The numbers tell the whole story. The Vandermonde matrix has $\kappa(A)\approx 1.17\times 10^8$ — bad, but the QR and SVD methods handle it to eight-plus digits. But $\kappa(A^{\mathsf{T}}A)\approx 1.37\times 10^{16}$, right at the precipice, and the normal-equations coefficients come out off by a norm of about 6.4 — utterly wrong, a fitted polynomial that bears no resemblance to the truth. The QR coefficients differ from the SVD ground truth by only $1.5\times 10^{-8}$. Same data, same problem, one method gives garbage and the other gives the right answer. The difference is entirely whether the algorithm formed $A^{\mathsf{T}}A$ and squared the conditioning.

Real-World Application(Data science.) This is why no serious statistical or machine-learning library solves least squares by literally inverting $A^{\mathsf{T}}A$, even though the textbook formula $\hat{\mathbf{x}} = (A^{\mathsf{T}}A)^{-1}A^{\mathsf{T}}\mathbf{b}$ suggests it. scikit-learn's LinearRegression, numpy's lstsq, R's lm, and MATLAB's backslash all use QR or SVD under the hood precisely to dodge the squared condition number. When a regression with many correlated predictors returns wild, unstable coefficients that swing violently as you add a data point, the culprit is almost always near-collinearity inflating $\kappa(A)$ — and the fix is QR/SVD plus regularization (ridge regression nudges $\sigma_{\min}$ away from zero, which is to say it lowers the condition number on purpose). Case Study 1 walks through exactly such a blow-up.

*Required tasks:*
a – In the least-squares passage, by how much do the QR coefficients differ from the SVD ground truth?
b – Please quote the least-squares passage, starting at the words "The numbers tell" and ending after "squared the conditioning.".

*Excerpted data:*
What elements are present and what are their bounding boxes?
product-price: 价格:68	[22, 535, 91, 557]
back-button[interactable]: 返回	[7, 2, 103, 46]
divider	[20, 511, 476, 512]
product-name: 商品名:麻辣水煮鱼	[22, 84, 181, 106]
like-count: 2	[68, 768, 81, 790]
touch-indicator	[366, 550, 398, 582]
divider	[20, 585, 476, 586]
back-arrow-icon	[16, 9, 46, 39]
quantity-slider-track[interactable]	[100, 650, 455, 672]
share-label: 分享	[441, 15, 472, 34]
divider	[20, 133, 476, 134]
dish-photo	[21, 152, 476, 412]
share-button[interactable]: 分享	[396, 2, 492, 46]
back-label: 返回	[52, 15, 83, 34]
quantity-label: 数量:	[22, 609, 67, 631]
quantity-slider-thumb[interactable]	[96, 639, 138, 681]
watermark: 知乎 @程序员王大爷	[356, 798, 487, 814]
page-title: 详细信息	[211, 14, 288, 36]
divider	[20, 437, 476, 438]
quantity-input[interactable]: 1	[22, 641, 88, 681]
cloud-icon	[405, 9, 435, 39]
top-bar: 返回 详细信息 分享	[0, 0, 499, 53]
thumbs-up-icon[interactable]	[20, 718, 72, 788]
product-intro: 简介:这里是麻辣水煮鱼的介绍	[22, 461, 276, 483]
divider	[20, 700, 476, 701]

*Problem solutions:*
a – They differ by only $1.5\times 10^{-8}$.

b –
The numbers tell the whole story. The Vandermonde matrix has $\kappa(A)\approx 1.17\times 10^8$ — bad, but the QR and SVD methods handle it to eight-plus digits. But $\kappa(A^{\mathsf{T}}A)\approx 1.37\times 10^{16}$, right at the precipice, and the normal-equations coefficients come out off by a norm of about 6.4 — utterly wrong, a fitted polynomial that bears no resemblance to the truth. The QR coefficients differ from the SVD ground truth by only $1.5\times 10^{-8}$. Same data, same problem, one method gives garbage and the other gives the right answer. The difference is entirely whether the algorithm formed $A^{\mathsf{T}}A$ and squared the conditioning.